## YOUR GOAL
Would you repeat the listing exactly but omit every picture?

## RECORDS TO PROCESS
....................
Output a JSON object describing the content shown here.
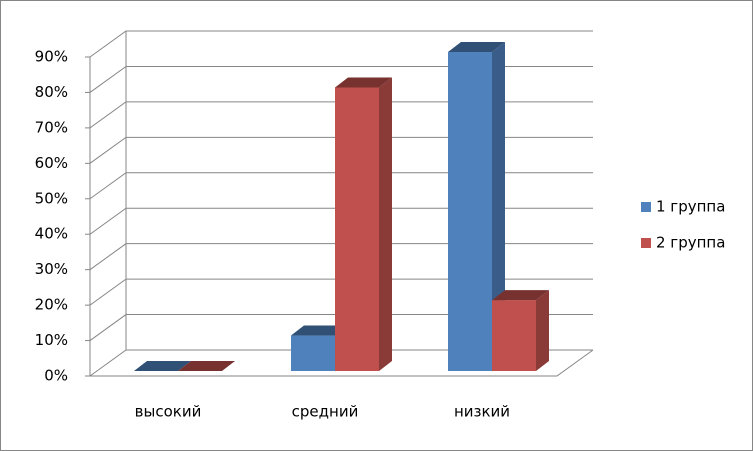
{
  "chart_data": {
    "type": "bar3d",
    "categories": [
      "высокий",
      "средний",
      "низкий"
    ],
    "series": [
      {
        "name": "1 группа",
        "color": "#4f81bd",
        "values": [
          0,
          10,
          90
        ]
      },
      {
        "name": "2 группа",
        "color": "#c0504d",
        "values": [
          0,
          80,
          20
        ]
      }
    ],
    "ylim": [
      0,
      90
    ],
    "yticks": [
      {
        "value": 0,
        "label": "0%"
      },
      {
        "value": 10,
        "label": "10%"
      },
      {
        "value": 20,
        "label": "20%"
      },
      {
        "value": 30,
        "label": "30%"
      },
      {
        "value": 40,
        "label": "40%"
      },
      {
        "value": 50,
        "label": "50%"
      },
      {
        "value": 60,
        "label": "60%"
      },
      {
        "value": 70,
        "label": "70%"
      },
      {
        "value": 80,
        "label": "80%"
      },
      {
        "value": 90,
        "label": "90%"
      }
    ],
    "grid": true,
    "legend": "right"
  }
}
....................
## RESPONSE TO THIS TASK
Output a JSON object describing the content shown here.
{
  "chart_data": {
    "type": "bar3d",
    "categories": [
      "высокий",
      "средний",
      "низкий"
    ],
    "series": [
      {
        "name": "1 группа",
        "color": "#4f81bd",
        "values": [
          0,
          10,
          90
        ]
      },
      {
        "name": "2 группа",
        "color": "#c0504d",
        "values": [
          0,
          80,
          20
        ]
      }
    ],
    "ylim": [
      0,
      90
    ],
    "yticks": [
      {
        "value": 0,
        "label": "0%"
      },
      {
        "value": 10,
        "label": "10%"
      },
      {
        "value": 20,
        "label": "20%"
      },
      {
        "value": 30,
        "label": "30%"
      },
      {
        "value": 40,
        "label": "40%"
      },
      {
        "value": 50,
        "label": "50%"
      },
      {
        "value": 60,
        "label": "60%"
      },
      {
        "value": 70,
        "label": "70%"
      },
      {
        "value": 80,
        "label": "80%"
      },
      {
        "value": 90,
        "label": "90%"
      }
    ],
    "grid": true,
    "legend": "right"
  }
}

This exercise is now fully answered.